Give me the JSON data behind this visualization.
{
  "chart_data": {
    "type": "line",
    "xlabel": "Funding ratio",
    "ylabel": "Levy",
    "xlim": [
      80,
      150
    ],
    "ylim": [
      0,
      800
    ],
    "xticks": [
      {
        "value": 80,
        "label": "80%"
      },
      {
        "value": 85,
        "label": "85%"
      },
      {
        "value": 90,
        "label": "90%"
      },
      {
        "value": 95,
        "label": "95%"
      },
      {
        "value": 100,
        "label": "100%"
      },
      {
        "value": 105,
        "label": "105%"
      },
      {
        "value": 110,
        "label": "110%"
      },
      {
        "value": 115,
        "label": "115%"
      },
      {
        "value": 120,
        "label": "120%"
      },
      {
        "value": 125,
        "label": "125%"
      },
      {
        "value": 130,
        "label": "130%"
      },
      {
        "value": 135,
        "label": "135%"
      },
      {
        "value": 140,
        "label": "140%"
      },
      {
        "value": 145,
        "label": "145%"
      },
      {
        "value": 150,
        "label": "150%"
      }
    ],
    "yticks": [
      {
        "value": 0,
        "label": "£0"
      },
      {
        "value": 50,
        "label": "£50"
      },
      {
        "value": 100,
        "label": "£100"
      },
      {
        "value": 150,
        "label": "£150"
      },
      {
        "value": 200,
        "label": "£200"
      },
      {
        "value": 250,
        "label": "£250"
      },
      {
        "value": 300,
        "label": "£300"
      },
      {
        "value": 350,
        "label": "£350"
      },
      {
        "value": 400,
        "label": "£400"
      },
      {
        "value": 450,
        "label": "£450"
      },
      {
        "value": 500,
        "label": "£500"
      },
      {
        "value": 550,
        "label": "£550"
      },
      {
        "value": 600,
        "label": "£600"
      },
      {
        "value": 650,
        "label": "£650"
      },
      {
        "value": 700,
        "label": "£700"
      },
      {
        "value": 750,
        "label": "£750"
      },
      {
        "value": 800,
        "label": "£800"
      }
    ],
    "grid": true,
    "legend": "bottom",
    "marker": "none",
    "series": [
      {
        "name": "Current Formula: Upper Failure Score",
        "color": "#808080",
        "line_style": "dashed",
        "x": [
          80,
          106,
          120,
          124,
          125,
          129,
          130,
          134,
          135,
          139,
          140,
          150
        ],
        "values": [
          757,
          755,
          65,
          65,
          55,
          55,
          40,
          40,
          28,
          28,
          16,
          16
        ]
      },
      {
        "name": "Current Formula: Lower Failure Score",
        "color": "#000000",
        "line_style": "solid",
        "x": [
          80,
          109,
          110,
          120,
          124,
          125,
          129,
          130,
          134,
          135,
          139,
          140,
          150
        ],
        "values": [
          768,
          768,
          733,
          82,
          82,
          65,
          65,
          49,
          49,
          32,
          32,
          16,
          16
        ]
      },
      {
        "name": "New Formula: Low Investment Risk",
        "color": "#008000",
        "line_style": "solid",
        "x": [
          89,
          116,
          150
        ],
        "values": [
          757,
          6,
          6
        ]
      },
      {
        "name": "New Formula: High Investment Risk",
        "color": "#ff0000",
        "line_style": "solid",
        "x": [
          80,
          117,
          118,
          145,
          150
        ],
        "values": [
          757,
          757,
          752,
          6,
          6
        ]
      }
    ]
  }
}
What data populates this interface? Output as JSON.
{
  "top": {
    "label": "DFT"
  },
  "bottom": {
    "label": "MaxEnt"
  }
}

▬▬▬▬▬▬▬▬▬▬

YOUR GOAL >>
Pull out all lines from the entries above that include the word "Formula".

COMPLETE ANSWER >>
        "name": "Current Formula: Upper Failure Score",
        "name": "Current Formula: Lower Failure Score",
        "name": "New Formula: Low Investment Risk",
        "name": "New Formula: High Investment Risk",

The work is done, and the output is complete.